Requirement – Can you pull out each line of the data below that includes the word "Times"?

Stored records –
= = = = = = =

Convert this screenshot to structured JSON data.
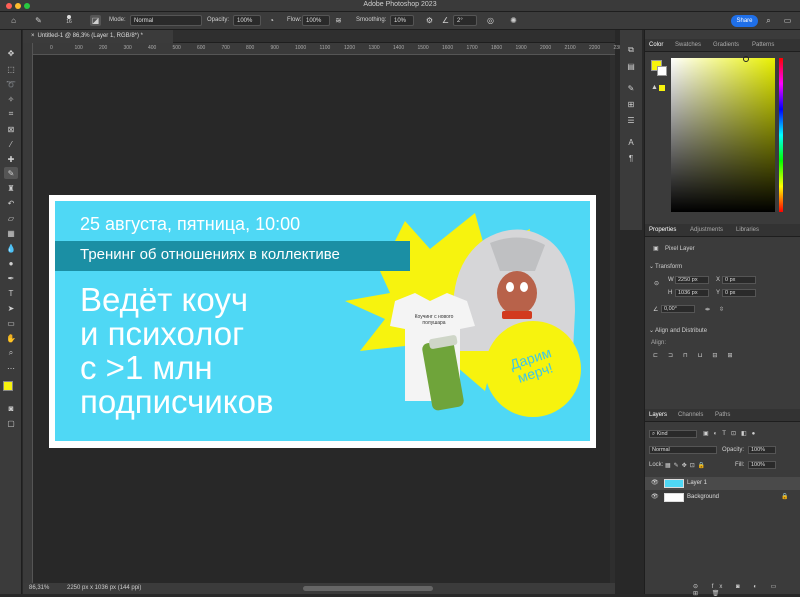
{
  "window": {
    "title": "Adobe Photoshop 2023",
    "traffic": [
      "#ff5f57",
      "#febc2e",
      "#28c840"
    ]
  },
  "options": {
    "brush_size": "16",
    "mode_label": "Mode:",
    "mode_value": "Normal",
    "opacity_label": "Opacity:",
    "opacity_value": "100%",
    "flow_label": "Flow:",
    "flow_value": "100%",
    "smoothing_label": "Smoothing:",
    "smoothing_value": "10%",
    "angle_value": "2°",
    "share_label": "Share"
  },
  "document": {
    "tab_title": "Untitled-1 @ 86,3% (Layer 1, RGB/8*) *",
    "zoom": "86,31%",
    "size_info": "2250 px x 1036 px (144 ppi)"
  },
  "ruler": {
    "top": [
      "0",
      "100",
      "200",
      "300",
      "400",
      "500",
      "600",
      "700",
      "800",
      "900",
      "1000",
      "1100",
      "1200",
      "1300",
      "1400",
      "1500",
      "1600",
      "1700",
      "1800",
      "1900",
      "2000",
      "2100",
      "2200",
      "2300"
    ]
  },
  "artwork": {
    "date_line": "25 августа, пятница, 10:00",
    "banner_text": "Тренинг об отношениях в коллективе",
    "headline": [
      "Ведёт коуч",
      "и психолог",
      "с >1 млн",
      "подписчиков"
    ],
    "promo_circle": "Дарим мерч!",
    "tshirt_text": "Коучинг с нового\nполушара",
    "colors": {
      "bg": "#4fd8f5",
      "burst": "#f7f30e",
      "banner": "#1b8fa4",
      "circle": "#f7f30e",
      "promo_text": "#3ec6e8"
    }
  },
  "panels": {
    "color_tabs": [
      "Color",
      "Swatches",
      "Gradients",
      "Patterns"
    ],
    "props_tabs": [
      "Properties",
      "Adjustments",
      "Libraries"
    ],
    "pixel_layer": "Pixel Layer",
    "transform": "Transform",
    "w_label": "W",
    "w_value": "2250 px",
    "x_label": "X",
    "x_value": "0 px",
    "h_label": "H",
    "h_value": "1036 px",
    "y_label": "Y",
    "y_value": "0 px",
    "angle_value": "0,00°",
    "align_title": "Align and Distribute",
    "align_label": "Align:",
    "layers_tabs": [
      "Layers",
      "Channels",
      "Paths"
    ],
    "kind": "Kind",
    "blend": "Normal",
    "opacity_label": "Opacity:",
    "opacity": "100%",
    "lock_label": "Lock:",
    "fill_label": "Fill:",
    "fill": "100%",
    "layers": [
      {
        "name": "Layer 1"
      },
      {
        "name": "Background"
      }
    ],
    "fg_color": "#f7f30e",
    "color_picker_hue": "#e8f000"
  }
}
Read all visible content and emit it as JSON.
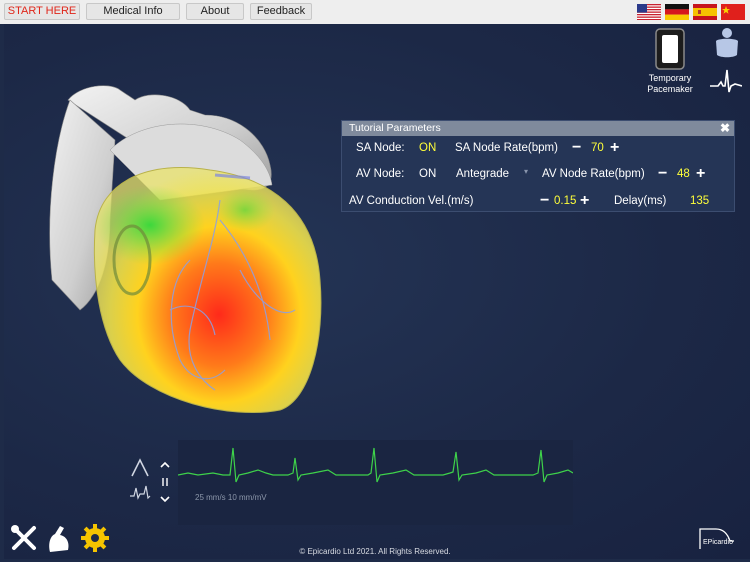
{
  "nav": {
    "start_here": "START HERE",
    "medical_info": "Medical Info",
    "about": "About",
    "feedback": "Feedback"
  },
  "languages": [
    "English (US flag)",
    "German",
    "Spanish",
    "Chinese"
  ],
  "right_panel": {
    "pacemaker_label_line1": "Temporary",
    "pacemaker_label_line2": "Pacemaker"
  },
  "tutorial": {
    "title": "Tutorial Parameters",
    "close": "✖",
    "sa_node_label": "SA Node:",
    "sa_node_state": "ON",
    "sa_rate_label": "SA Node Rate(bpm)",
    "sa_rate_value": "70",
    "av_node_label": "AV Node:",
    "av_node_state": "ON",
    "av_direction": "Antegrade",
    "av_rate_label": "AV Node Rate(bpm)",
    "av_rate_value": "48",
    "av_cond_label": "AV Conduction Vel.(m/s)",
    "av_cond_value": "0.15",
    "delay_label": "Delay(ms)",
    "delay_value": "135",
    "minus": "−",
    "plus": "+"
  },
  "ecg": {
    "caption": "25 mm/s   10 mm/mV",
    "trace_color": "#3ed24a"
  },
  "bottom_tools": [
    "tools-icon",
    "hand-probe-icon",
    "settings-gear-icon"
  ],
  "accent": {
    "gear": "#f5c400",
    "value": "#ffff3a",
    "start": "#e0261a"
  },
  "footer": "© Epicardio Ltd 2021. All Rights Reserved.",
  "logo_text": "EPicardio"
}
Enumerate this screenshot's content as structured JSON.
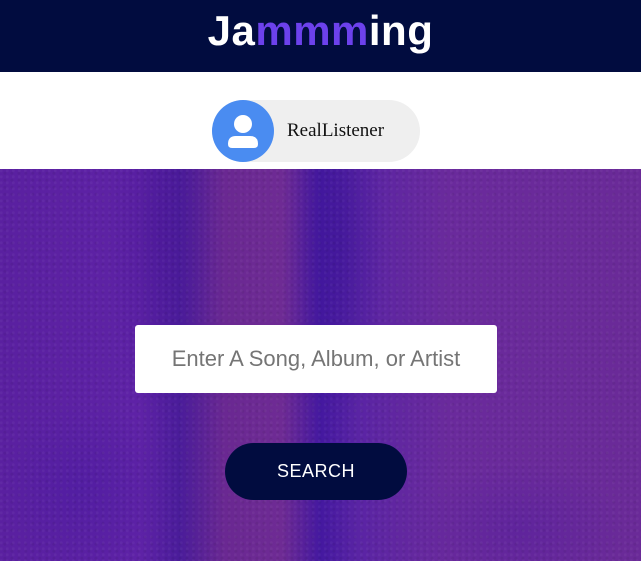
{
  "app": {
    "logo_part1": "Ja",
    "logo_accent": "mmm",
    "logo_part2": "ing"
  },
  "user": {
    "name": "RealListener",
    "avatar_icon": "user-icon"
  },
  "search": {
    "placeholder": "Enter A Song, Album, or Artist",
    "value": "",
    "button_label": "SEARCH"
  },
  "colors": {
    "header_bg": "#010c3f",
    "logo_accent": "#6c41ec",
    "avatar_bg": "#4a8cf1",
    "pill_bg": "#efefef",
    "hero_bg": "#5e22a6",
    "button_bg": "#010c3f"
  }
}
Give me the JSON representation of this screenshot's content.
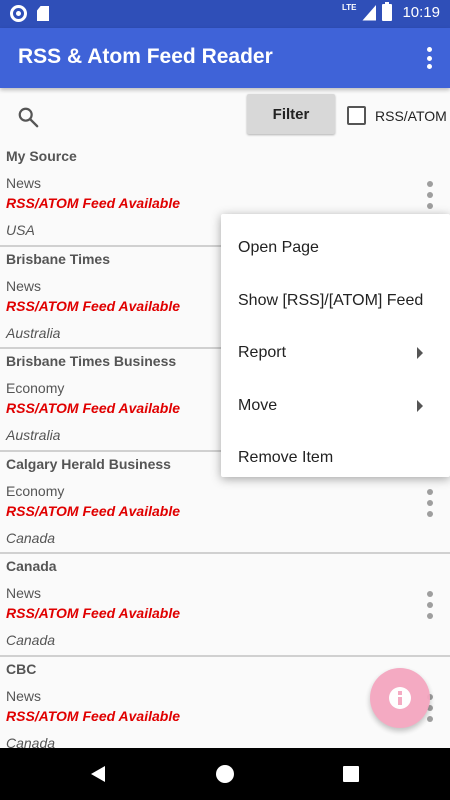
{
  "status_bar": {
    "network": "LTE",
    "time": "10:19",
    "left_icons": [
      "notification-circle-icon",
      "sd-card-icon"
    ],
    "right_icons": [
      "lte-signal-icon",
      "battery-icon"
    ]
  },
  "app_bar": {
    "title": "RSS & Atom Feed Reader",
    "menu_icon": "overflow-menu-icon"
  },
  "toolbar": {
    "search_icon": "search-icon",
    "filter_label": "Filter",
    "checkbox_label": "RSS/ATOM",
    "checkbox_checked": false
  },
  "feeds": [
    {
      "name": "My Source",
      "category": "News",
      "status": "RSS/ATOM Feed Available",
      "country": "USA"
    },
    {
      "name": "Brisbane Times",
      "category": "News",
      "status": "RSS/ATOM Feed Available",
      "country": "Australia"
    },
    {
      "name": "Brisbane Times Business",
      "category": "Economy",
      "status": "RSS/ATOM Feed Available",
      "country": "Australia"
    },
    {
      "name": "Calgary Herald Business",
      "category": "Economy",
      "status": "RSS/ATOM Feed Available",
      "country": "Canada"
    },
    {
      "name": "Canada",
      "category": "News",
      "status": "RSS/ATOM Feed Available",
      "country": "Canada"
    },
    {
      "name": "CBC",
      "category": "News",
      "status": "RSS/ATOM Feed Available",
      "country": "Canada"
    }
  ],
  "context_menu": {
    "items": [
      {
        "label": "Open Page",
        "submenu": false
      },
      {
        "label": "Show [RSS]/[ATOM] Feed",
        "submenu": false
      },
      {
        "label": "Report",
        "submenu": true
      },
      {
        "label": "Move",
        "submenu": true
      },
      {
        "label": "Remove Item",
        "submenu": false
      }
    ]
  },
  "fab": {
    "icon": "info-icon"
  },
  "colors": {
    "status_bar": "#2f4fb8",
    "app_bar": "#3f63d8",
    "feed_status": "#e00000",
    "fab": "#f4a6c0"
  },
  "nav_bar": {
    "icons": [
      "back-icon",
      "home-icon",
      "recents-icon"
    ]
  }
}
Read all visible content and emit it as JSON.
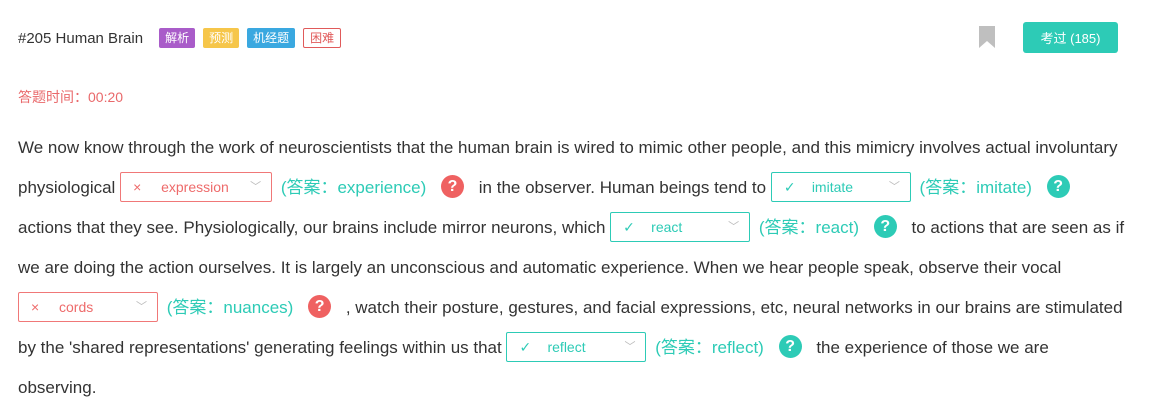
{
  "header": {
    "title": "#205 Human Brain",
    "tags": [
      "解析",
      "预测",
      "机经题",
      "困难"
    ],
    "exam_button": "考过 (185)"
  },
  "timer": "答题时间：00:20",
  "passage": {
    "t0": "We now know through the work of neuroscientists that the human brain is wired to mimic other people, and this mimicry involves actual involuntary physiological",
    "b1": {
      "value": "expression",
      "answer": "(答案：experience)",
      "status": "wrong"
    },
    "t1": "in the observer. Human beings tend to",
    "b2": {
      "value": "imitate",
      "answer": "(答案：imitate)",
      "status": "correct"
    },
    "t2": "actions that they see. Physiologically, our brains include mirror neurons, which",
    "b3": {
      "value": "react",
      "answer": "(答案：react)",
      "status": "correct"
    },
    "t3": "to actions that are seen as if we are doing the action ourselves. It is largely an unconscious and automatic experience. When we hear people speak, observe their vocal",
    "b4": {
      "value": "cords",
      "answer": "(答案：nuances)",
      "status": "wrong"
    },
    "t4": ", watch their posture, gestures, and facial expressions, etc, neural networks in our brains are stimulated by the 'shared representations' generating feelings within us that",
    "b5": {
      "value": "reflect",
      "answer": "(答案：reflect)",
      "status": "correct"
    },
    "t5": "the experience of those we are observing."
  },
  "icons": {
    "wrong": "×",
    "correct": "✓",
    "chevron": "﹀",
    "help": "?"
  },
  "colors": {
    "accent": "#2dcbb6",
    "error": "#ef6161",
    "timer": "#e9696b"
  }
}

= = = = = = =

Solved problem –
      "name": "Brisbane Times",
      "name": "Brisbane Times Business",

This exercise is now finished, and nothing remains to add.